■ Goal:
Find each line with the word "grid" in it, then give the total alone.
────────────────────────────────────────
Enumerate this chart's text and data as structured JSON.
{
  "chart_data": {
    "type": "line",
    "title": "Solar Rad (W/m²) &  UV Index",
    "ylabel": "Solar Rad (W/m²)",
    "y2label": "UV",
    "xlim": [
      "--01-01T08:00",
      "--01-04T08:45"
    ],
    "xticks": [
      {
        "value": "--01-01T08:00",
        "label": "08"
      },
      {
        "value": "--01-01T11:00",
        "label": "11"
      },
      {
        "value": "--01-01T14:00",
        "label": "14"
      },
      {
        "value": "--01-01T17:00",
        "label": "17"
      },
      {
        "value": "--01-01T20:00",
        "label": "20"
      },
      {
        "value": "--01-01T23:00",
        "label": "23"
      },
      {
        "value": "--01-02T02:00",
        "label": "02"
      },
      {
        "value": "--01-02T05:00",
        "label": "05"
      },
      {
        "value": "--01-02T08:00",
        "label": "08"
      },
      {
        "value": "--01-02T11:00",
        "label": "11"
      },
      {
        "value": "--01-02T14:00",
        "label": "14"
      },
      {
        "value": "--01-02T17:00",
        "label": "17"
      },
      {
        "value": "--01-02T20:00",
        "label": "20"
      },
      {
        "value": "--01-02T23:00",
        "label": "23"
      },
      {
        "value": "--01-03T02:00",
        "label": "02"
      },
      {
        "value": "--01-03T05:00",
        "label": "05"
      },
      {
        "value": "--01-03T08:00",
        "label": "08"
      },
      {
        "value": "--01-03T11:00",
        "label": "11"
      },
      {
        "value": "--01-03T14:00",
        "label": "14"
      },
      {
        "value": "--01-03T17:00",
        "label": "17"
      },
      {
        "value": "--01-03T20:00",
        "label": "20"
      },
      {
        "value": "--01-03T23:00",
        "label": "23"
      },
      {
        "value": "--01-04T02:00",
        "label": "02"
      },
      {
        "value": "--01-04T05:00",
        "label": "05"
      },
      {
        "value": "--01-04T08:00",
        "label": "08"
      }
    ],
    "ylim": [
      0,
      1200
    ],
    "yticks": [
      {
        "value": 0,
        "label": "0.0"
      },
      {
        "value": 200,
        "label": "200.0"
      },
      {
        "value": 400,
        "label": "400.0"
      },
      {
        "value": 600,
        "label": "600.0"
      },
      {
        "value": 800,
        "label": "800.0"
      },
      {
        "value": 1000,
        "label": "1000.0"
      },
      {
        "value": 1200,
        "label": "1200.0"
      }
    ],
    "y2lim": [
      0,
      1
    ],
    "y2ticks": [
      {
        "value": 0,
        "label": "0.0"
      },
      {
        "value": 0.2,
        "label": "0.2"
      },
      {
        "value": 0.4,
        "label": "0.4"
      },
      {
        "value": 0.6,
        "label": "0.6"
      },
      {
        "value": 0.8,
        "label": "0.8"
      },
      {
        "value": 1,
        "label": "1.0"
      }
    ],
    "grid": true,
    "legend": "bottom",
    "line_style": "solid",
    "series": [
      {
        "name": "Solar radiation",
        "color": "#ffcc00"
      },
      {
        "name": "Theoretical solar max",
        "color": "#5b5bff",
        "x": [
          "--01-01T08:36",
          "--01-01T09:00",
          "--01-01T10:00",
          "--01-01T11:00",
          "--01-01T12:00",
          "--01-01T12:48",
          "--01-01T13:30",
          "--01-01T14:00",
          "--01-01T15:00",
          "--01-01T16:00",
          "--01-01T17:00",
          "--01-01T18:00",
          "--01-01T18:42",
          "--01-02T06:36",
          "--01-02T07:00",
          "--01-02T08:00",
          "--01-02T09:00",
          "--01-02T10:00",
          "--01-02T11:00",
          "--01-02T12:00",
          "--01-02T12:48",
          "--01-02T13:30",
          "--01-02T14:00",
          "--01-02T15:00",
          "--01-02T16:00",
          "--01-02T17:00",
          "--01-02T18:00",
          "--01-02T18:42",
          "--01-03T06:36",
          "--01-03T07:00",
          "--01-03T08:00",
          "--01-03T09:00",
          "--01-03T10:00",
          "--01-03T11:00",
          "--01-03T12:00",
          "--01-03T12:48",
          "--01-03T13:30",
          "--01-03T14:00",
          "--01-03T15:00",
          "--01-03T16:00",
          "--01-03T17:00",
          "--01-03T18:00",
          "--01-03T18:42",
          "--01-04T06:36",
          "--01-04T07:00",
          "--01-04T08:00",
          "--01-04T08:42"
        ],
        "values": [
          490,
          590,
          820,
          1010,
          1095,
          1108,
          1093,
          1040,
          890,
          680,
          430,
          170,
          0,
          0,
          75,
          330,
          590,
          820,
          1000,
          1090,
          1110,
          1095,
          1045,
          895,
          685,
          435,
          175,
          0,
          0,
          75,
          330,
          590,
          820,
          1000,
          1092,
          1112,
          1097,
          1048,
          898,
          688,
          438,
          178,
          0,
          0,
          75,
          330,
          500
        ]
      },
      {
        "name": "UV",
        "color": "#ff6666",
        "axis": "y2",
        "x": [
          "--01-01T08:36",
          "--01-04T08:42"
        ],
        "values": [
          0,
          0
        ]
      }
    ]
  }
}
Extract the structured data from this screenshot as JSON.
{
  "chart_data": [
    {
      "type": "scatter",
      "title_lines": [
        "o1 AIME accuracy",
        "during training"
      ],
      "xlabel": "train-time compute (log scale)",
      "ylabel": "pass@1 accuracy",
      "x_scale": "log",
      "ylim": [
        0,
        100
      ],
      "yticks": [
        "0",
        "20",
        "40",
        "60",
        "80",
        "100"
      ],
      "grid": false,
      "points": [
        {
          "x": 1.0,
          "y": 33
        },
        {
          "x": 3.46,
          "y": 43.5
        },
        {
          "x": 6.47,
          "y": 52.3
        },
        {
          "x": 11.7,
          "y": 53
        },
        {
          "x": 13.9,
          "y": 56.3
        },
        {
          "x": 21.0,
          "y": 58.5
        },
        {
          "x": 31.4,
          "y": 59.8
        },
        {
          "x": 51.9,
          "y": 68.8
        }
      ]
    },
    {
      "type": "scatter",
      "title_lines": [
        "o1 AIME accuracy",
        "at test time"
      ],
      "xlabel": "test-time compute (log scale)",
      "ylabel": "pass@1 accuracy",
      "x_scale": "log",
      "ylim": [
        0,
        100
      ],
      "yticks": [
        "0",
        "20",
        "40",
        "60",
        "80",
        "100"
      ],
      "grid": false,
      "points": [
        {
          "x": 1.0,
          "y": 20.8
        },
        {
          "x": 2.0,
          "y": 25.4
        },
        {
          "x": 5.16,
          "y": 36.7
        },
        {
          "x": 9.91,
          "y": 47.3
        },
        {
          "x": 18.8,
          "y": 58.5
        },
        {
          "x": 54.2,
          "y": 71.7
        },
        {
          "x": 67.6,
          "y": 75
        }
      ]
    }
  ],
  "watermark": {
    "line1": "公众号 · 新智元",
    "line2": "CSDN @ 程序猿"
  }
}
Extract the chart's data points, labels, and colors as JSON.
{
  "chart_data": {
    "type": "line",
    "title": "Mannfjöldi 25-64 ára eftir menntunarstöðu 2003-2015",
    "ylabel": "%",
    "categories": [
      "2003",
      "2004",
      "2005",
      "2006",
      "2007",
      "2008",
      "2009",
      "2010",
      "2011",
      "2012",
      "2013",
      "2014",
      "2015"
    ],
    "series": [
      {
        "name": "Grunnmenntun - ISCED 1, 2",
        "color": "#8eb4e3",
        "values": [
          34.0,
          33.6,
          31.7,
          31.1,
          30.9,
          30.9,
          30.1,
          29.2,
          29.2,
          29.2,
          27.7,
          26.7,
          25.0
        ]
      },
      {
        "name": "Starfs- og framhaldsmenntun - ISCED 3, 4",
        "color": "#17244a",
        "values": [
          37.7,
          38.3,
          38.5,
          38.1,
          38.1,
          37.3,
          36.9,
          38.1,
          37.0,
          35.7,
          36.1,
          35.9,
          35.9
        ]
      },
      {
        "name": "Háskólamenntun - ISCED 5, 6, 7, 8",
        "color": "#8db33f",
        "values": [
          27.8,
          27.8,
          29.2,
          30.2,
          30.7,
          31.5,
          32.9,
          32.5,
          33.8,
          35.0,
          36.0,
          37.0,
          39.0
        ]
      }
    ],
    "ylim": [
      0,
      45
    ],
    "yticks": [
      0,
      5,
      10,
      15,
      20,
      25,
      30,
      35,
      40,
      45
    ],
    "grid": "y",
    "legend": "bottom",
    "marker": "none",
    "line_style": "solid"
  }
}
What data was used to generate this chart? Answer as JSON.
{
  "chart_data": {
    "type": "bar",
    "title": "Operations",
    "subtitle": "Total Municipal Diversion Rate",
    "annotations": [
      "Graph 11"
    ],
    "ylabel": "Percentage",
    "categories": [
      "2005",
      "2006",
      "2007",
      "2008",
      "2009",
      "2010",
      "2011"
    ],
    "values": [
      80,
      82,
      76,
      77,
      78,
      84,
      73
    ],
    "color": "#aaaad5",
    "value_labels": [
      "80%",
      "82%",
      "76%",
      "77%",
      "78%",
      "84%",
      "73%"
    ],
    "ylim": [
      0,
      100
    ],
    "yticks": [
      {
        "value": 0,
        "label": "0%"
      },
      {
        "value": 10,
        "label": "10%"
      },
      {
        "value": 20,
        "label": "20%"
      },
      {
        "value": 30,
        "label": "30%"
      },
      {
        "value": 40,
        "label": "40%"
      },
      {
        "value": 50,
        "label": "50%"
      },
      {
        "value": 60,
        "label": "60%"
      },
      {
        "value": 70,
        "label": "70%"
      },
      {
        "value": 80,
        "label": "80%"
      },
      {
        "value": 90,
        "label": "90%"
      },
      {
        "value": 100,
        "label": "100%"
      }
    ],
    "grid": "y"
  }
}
────────────────────────────────────────
■ Answer below:
5